• _Material supplied_:
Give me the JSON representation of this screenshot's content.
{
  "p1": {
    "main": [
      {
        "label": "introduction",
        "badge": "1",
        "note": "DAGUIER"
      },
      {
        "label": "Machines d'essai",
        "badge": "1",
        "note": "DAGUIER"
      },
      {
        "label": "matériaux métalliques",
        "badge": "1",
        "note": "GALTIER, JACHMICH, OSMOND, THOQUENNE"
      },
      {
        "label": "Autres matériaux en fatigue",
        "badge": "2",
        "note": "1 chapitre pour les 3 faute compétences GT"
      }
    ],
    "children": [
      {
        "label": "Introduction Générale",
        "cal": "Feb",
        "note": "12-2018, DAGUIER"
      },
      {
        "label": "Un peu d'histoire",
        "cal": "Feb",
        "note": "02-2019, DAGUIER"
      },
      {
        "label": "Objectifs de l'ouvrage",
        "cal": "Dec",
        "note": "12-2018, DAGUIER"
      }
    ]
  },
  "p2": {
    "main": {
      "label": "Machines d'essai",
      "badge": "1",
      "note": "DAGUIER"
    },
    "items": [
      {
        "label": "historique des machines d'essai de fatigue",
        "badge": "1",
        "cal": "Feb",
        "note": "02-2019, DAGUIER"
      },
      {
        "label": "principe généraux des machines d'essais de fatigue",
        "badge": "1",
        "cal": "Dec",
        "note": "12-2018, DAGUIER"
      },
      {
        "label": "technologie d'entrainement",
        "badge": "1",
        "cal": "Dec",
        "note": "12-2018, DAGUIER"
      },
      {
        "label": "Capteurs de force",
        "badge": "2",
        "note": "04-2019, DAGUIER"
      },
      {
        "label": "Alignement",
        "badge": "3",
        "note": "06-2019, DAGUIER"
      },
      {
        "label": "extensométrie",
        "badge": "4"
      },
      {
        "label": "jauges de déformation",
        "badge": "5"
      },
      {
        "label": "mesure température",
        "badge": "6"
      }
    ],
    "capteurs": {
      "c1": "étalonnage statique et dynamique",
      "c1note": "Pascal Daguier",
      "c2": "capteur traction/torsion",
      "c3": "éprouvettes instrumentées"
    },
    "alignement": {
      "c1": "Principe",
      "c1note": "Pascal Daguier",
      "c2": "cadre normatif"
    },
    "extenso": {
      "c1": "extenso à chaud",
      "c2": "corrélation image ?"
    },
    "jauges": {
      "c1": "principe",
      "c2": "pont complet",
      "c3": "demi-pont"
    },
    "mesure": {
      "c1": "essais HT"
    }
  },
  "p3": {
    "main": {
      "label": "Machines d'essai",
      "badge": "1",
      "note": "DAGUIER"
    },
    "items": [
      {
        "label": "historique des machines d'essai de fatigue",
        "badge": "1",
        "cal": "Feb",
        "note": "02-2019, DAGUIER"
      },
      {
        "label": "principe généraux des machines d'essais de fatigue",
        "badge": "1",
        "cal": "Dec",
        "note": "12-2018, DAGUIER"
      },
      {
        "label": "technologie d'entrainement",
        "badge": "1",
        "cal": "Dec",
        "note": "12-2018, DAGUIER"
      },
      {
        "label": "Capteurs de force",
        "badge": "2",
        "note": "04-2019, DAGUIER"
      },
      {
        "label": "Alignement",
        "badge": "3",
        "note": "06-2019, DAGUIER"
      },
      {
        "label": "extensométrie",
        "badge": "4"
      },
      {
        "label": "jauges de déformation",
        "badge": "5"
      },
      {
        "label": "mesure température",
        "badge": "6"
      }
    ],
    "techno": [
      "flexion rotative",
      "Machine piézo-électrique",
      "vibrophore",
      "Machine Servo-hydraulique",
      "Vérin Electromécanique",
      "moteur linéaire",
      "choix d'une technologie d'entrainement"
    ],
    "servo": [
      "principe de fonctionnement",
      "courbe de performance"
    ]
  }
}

• _What to do_: Please output the complete data exactly.

• _Task solution_:
Give me the JSON representation of this screenshot's content.
{
  "p1": {
    "main": [
      {
        "label": "introduction",
        "badge": "1",
        "note": "DAGUIER"
      },
      {
        "label": "Machines d'essai",
        "badge": "1",
        "note": "DAGUIER"
      },
      {
        "label": "matériaux métalliques",
        "badge": "1",
        "note": "GALTIER, JACHMICH, OSMOND, THOQUENNE"
      },
      {
        "label": "Autres matériaux en fatigue",
        "badge": "2",
        "note": "1 chapitre pour les 3 faute compétences GT"
      }
    ],
    "children": [
      {
        "label": "Introduction Générale",
        "cal": "Feb",
        "note": "12-2018, DAGUIER"
      },
      {
        "label": "Un peu d'histoire",
        "cal": "Feb",
        "note": "02-2019, DAGUIER"
      },
      {
        "label": "Objectifs de l'ouvrage",
        "cal": "Dec",
        "note": "12-2018, DAGUIER"
      }
    ]
  },
  "p2": {
    "main": {
      "label": "Machines d'essai",
      "badge": "1",
      "note": "DAGUIER"
    },
    "items": [
      {
        "label": "historique des machines d'essai de fatigue",
        "badge": "1",
        "cal": "Feb",
        "note": "02-2019, DAGUIER"
      },
      {
        "label": "principe généraux des machines d'essais de fatigue",
        "badge": "1",
        "cal": "Dec",
        "note": "12-2018, DAGUIER"
      },
      {
        "label": "technologie d'entrainement",
        "badge": "1",
        "cal": "Dec",
        "note": "12-2018, DAGUIER"
      },
      {
        "label": "Capteurs de force",
        "badge": "2",
        "note": "04-2019, DAGUIER"
      },
      {
        "label": "Alignement",
        "badge": "3",
        "note": "06-2019, DAGUIER"
      },
      {
        "label": "extensométrie",
        "badge": "4"
      },
      {
        "label": "jauges de déformation",
        "badge": "5"
      },
      {
        "label": "mesure température",
        "badge": "6"
      }
    ],
    "capteurs": {
      "c1": "étalonnage statique et dynamique",
      "c1note": "Pascal Daguier",
      "c2": "capteur traction/torsion",
      "c3": "éprouvettes instrumentées"
    },
    "alignement": {
      "c1": "Principe",
      "c1note": "Pascal Daguier",
      "c2": "cadre normatif"
    },
    "extenso": {
      "c1": "extenso à chaud",
      "c2": "corrélation image ?"
    },
    "jauges": {
      "c1": "principe",
      "c2": "pont complet",
      "c3": "demi-pont"
    },
    "mesure": {
      "c1": "essais HT"
    }
  },
  "p3": {
    "main": {
      "label": "Machines d'essai",
      "badge": "1",
      "note": "DAGUIER"
    },
    "items": [
      {
        "label": "historique des machines d'essai de fatigue",
        "badge": "1",
        "cal": "Feb",
        "note": "02-2019, DAGUIER"
      },
      {
        "label": "principe généraux des machines d'essais de fatigue",
        "badge": "1",
        "cal": "Dec",
        "note": "12-2018, DAGUIER"
      },
      {
        "label": "technologie d'entrainement",
        "badge": "1",
        "cal": "Dec",
        "note": "12-2018, DAGUIER"
      },
      {
        "label": "Capteurs de force",
        "badge": "2",
        "note": "04-2019, DAGUIER"
      },
      {
        "label": "Alignement",
        "badge": "3",
        "note": "06-2019, DAGUIER"
      },
      {
        "label": "extensométrie",
        "badge": "4"
      },
      {
        "label": "jauges de déformation",
        "badge": "5"
      },
      {
        "label": "mesure température",
        "badge": "6"
      }
    ],
    "techno": [
      "flexion rotative",
      "Machine piézo-électrique",
      "vibrophore",
      "Machine Servo-hydraulique",
      "Vérin Electromécanique",
      "moteur linéaire",
      "choix d'une technologie d'entrainement"
    ],
    "servo": [
      "principe de fonctionnement",
      "courbe de performance"
    ]
  }
}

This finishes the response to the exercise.